Excerpt from a dataset:
********************

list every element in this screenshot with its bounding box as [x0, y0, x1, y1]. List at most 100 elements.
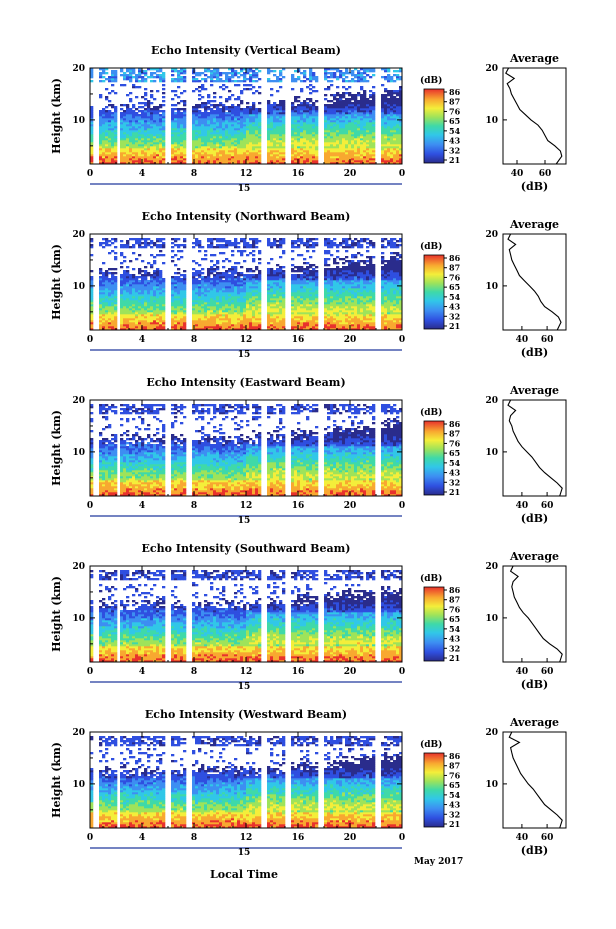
heatmap-cell — [153, 326, 157, 329]
heatmap-cell — [144, 320, 148, 323]
heatmap-cell — [333, 94, 337, 97]
heatmap-cell — [111, 140, 115, 143]
heatmap-cell — [255, 130, 259, 133]
heatmap-cell — [144, 94, 148, 97]
heatmap-cell — [219, 104, 223, 107]
heatmap-cell — [120, 108, 124, 111]
heatmap-cell — [231, 112, 235, 115]
heatmap-cell — [366, 142, 370, 145]
heatmap-cell — [219, 130, 223, 133]
heatmap-cell — [156, 298, 160, 301]
heatmap-cell — [390, 150, 394, 153]
heatmap-cell — [243, 144, 247, 147]
heatmap-cell — [351, 120, 355, 123]
heatmap-cell — [357, 144, 361, 147]
heatmap-cell — [231, 320, 235, 323]
heatmap-cell — [153, 130, 157, 133]
heatmap-cell — [225, 278, 229, 281]
heatmap-cell — [126, 312, 130, 315]
heatmap-cell — [174, 124, 178, 127]
heatmap-cell — [306, 160, 310, 163]
heatmap-cell — [90, 146, 94, 149]
heatmap-cell — [267, 68, 271, 71]
heatmap-cell — [138, 326, 142, 329]
heatmap-cell — [162, 140, 166, 143]
heatmap-cell — [219, 74, 223, 77]
heatmap-cell — [150, 116, 154, 119]
heatmap-cell — [126, 282, 130, 285]
heatmap-cell — [183, 326, 187, 329]
heatmap-cell — [342, 152, 346, 155]
heatmap-cell — [138, 244, 142, 247]
heatmap-cell — [351, 70, 355, 73]
heatmap-cell — [177, 136, 181, 139]
heatmap-cell — [243, 160, 247, 163]
heatmap-cell — [243, 162, 247, 165]
heatmap-cell — [372, 110, 376, 113]
heatmap-cell — [234, 120, 238, 123]
heatmap-cell — [249, 308, 253, 311]
heatmap-cell — [90, 74, 94, 77]
heatmap-cell — [198, 322, 202, 325]
heatmap-cell — [342, 74, 346, 77]
heatmap-cell — [144, 146, 148, 149]
heatmap-cell — [339, 128, 343, 131]
heatmap-cell — [210, 74, 214, 77]
heatmap-cell — [111, 280, 115, 283]
heatmap-cell — [123, 310, 127, 313]
heatmap-cell — [399, 94, 403, 97]
heatmap-cell — [222, 116, 226, 119]
heatmap-cell — [192, 310, 196, 313]
heatmap-cell — [114, 74, 118, 77]
heatmap-cell — [216, 148, 220, 151]
heatmap-cell — [291, 78, 295, 81]
heatmap-cell — [102, 124, 106, 127]
heatmap-cell — [243, 142, 247, 145]
heatmap-cell — [243, 288, 247, 291]
heatmap-cell — [390, 148, 394, 151]
heatmap-cell — [237, 246, 241, 249]
heatmap-cell — [123, 130, 127, 133]
heatmap-cells — [90, 68, 403, 165]
heatmap-cell — [237, 134, 241, 137]
heatmap-cell — [204, 108, 208, 111]
heatmap-cell — [108, 120, 112, 123]
heatmap-cell — [249, 128, 253, 131]
heatmap-cell — [201, 142, 205, 145]
heatmap-cell — [312, 150, 316, 153]
heatmap-cell — [246, 114, 250, 117]
heatmap-cell — [171, 304, 175, 307]
heatmap-cell — [291, 138, 295, 141]
heatmap-cell — [312, 106, 316, 109]
heatmap-cell — [195, 298, 199, 301]
heatmap-cell — [171, 154, 175, 157]
heatmap-cell — [249, 78, 253, 81]
heatmap-cell — [153, 280, 157, 283]
heatmap-cell — [153, 80, 157, 83]
heatmap-cell — [102, 322, 106, 325]
heatmap-cell — [246, 292, 250, 295]
heatmap-cell — [129, 144, 133, 147]
heatmap-cell — [228, 274, 232, 277]
heatmap-cell — [141, 128, 145, 131]
heatmap-cell — [111, 250, 115, 253]
heatmap-cell — [228, 150, 232, 153]
heatmap-cell — [258, 162, 262, 165]
heatmap-cell — [120, 162, 124, 165]
heatmap-cell — [237, 312, 241, 315]
heatmap-cell — [204, 118, 208, 121]
heatmap-cell — [282, 132, 286, 135]
heatmap-cell — [207, 286, 211, 289]
heatmap-cell — [195, 152, 199, 155]
heatmap-cell — [105, 308, 109, 311]
heatmap-cell — [174, 320, 178, 323]
heatmap-cell — [297, 76, 301, 79]
heatmap-cell — [327, 110, 331, 113]
heatmap-cell — [153, 310, 157, 313]
heatmap-cell — [240, 92, 244, 95]
heatmap-cell — [111, 148, 115, 151]
heatmap-cell — [312, 154, 316, 157]
heatmap-cell — [270, 112, 274, 115]
heatmap-cell — [180, 250, 184, 253]
heatmap-cell — [327, 122, 331, 125]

********************

* **EXERCISE DESCRIPTION**:
Please report every line in the rows above that contains the word "list", copying each one in full.

* **TASK ANSWER**:
list every element in this screenshot with its bounding box as [x0, y0, x1, y1]. List at most 100 elements.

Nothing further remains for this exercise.